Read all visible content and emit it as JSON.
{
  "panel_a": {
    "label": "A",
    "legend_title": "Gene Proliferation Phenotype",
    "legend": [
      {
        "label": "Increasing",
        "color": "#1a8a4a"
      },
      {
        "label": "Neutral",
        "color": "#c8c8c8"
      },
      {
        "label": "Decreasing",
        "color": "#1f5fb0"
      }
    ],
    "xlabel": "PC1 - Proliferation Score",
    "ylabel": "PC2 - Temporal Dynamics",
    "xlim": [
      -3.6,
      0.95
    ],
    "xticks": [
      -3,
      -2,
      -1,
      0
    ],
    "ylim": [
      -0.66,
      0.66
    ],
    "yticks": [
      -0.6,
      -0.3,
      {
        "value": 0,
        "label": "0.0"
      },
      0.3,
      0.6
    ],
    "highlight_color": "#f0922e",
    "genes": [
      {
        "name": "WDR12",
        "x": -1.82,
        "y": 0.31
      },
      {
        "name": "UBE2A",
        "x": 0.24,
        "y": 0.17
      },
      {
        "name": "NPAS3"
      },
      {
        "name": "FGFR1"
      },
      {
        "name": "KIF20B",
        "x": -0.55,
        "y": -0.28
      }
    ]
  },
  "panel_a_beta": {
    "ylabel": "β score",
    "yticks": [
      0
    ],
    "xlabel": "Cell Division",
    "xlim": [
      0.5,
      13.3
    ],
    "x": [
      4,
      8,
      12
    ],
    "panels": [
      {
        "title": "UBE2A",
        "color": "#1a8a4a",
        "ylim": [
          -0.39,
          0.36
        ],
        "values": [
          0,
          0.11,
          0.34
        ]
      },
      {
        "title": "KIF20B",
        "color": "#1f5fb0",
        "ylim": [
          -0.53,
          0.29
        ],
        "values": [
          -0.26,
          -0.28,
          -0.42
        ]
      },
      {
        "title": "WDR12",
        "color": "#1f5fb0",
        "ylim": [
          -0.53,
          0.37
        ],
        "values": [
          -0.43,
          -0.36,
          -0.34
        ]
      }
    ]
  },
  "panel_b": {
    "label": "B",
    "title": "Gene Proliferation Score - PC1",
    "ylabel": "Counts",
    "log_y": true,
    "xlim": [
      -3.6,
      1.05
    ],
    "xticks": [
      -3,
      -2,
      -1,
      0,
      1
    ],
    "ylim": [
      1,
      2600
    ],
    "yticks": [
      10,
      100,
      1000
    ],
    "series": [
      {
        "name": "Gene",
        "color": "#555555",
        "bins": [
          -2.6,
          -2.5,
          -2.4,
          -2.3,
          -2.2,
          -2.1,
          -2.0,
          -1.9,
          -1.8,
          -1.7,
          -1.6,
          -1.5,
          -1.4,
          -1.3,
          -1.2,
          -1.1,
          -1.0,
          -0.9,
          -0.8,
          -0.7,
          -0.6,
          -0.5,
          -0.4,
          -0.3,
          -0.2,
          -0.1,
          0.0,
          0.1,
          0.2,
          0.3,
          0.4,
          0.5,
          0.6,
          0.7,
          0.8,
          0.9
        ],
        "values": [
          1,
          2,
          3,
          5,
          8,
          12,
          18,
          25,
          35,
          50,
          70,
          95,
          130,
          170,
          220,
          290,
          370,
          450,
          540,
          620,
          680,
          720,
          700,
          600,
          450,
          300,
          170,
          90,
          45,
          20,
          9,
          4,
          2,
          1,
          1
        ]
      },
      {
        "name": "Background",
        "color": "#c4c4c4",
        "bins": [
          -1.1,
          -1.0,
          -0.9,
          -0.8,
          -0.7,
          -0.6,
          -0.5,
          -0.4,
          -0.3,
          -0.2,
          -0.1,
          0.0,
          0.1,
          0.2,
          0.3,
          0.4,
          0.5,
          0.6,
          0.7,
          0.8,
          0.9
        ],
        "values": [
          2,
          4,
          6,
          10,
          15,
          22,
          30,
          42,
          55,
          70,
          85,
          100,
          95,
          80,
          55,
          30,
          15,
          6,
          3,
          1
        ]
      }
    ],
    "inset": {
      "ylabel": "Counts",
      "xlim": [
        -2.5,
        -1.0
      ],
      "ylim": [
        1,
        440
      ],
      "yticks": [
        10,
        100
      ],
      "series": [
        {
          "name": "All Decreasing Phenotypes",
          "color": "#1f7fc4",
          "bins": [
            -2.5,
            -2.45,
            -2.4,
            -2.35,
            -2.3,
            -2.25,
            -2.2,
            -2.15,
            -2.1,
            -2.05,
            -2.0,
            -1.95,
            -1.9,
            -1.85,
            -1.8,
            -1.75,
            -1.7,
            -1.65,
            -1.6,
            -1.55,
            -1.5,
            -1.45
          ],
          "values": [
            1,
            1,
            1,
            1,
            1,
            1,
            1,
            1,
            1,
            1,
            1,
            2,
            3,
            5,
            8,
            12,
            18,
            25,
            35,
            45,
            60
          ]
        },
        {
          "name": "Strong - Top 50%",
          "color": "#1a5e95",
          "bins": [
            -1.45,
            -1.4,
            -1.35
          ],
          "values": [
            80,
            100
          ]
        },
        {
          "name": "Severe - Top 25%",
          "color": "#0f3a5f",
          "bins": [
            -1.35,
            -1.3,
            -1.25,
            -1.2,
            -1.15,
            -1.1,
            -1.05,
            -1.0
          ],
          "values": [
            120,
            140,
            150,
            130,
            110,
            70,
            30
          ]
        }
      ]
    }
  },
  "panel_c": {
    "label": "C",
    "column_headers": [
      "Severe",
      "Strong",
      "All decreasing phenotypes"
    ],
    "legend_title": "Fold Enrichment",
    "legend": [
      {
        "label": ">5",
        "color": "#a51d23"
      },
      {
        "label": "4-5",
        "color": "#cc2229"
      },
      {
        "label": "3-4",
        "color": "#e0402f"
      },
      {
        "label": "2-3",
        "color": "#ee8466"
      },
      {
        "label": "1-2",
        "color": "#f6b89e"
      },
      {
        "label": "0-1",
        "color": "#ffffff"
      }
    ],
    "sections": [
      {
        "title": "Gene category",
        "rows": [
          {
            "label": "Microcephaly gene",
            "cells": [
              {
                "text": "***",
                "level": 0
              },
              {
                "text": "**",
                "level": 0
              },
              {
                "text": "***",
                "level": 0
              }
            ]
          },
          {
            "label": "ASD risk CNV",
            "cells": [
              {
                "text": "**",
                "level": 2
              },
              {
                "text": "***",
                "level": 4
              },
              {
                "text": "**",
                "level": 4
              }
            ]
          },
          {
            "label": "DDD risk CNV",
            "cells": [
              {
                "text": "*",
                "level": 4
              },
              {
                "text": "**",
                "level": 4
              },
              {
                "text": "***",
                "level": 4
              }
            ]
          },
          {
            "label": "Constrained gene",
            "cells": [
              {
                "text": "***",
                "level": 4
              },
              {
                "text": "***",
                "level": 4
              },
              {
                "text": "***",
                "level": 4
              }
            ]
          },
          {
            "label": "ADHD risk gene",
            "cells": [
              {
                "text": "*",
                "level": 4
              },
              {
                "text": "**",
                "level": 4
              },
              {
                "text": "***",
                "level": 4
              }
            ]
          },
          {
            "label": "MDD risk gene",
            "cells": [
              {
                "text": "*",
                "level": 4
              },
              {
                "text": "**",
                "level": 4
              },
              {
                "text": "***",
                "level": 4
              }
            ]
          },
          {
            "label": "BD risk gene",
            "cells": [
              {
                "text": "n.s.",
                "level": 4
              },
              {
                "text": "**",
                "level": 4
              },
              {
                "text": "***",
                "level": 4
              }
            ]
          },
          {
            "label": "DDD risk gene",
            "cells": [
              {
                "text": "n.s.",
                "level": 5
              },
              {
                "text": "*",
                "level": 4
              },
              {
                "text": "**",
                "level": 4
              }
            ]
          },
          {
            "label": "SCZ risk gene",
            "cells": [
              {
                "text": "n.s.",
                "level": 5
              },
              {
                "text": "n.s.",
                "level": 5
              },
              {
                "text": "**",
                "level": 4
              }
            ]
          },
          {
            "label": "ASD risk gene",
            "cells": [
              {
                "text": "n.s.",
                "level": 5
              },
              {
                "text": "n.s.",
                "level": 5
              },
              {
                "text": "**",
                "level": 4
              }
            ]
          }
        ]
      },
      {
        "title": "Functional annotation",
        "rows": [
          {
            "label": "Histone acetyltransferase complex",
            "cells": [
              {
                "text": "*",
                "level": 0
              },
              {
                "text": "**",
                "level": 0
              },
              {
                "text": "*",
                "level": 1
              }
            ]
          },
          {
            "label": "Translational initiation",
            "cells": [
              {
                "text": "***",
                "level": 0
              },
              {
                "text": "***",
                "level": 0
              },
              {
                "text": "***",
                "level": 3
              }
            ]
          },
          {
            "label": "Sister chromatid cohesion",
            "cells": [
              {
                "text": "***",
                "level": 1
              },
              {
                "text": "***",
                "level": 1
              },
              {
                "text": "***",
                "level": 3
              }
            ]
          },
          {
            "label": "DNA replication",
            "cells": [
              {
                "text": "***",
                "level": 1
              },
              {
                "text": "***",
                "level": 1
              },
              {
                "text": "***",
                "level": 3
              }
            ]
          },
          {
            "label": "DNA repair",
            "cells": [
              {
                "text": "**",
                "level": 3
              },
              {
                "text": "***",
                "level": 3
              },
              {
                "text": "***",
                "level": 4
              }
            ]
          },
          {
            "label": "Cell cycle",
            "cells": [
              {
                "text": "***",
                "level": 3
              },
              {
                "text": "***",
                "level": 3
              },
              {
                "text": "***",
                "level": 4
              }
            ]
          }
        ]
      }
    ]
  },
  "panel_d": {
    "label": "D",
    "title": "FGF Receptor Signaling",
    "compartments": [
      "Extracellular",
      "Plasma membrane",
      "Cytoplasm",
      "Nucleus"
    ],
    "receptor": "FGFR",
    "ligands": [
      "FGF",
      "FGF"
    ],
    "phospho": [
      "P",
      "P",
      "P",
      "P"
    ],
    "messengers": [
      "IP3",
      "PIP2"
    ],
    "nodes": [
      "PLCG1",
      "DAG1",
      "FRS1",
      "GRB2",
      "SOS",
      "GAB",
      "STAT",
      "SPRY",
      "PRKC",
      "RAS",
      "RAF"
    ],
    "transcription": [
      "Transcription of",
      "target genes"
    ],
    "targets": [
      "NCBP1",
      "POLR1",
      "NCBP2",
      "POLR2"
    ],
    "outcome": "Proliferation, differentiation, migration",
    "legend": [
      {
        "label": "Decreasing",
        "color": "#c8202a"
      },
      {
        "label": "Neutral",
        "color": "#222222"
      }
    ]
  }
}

_Exercise instructions:_ How many lines in the records above contain the string "Proliferation"? State the number and nothing more.

_Solution for this task:_ 4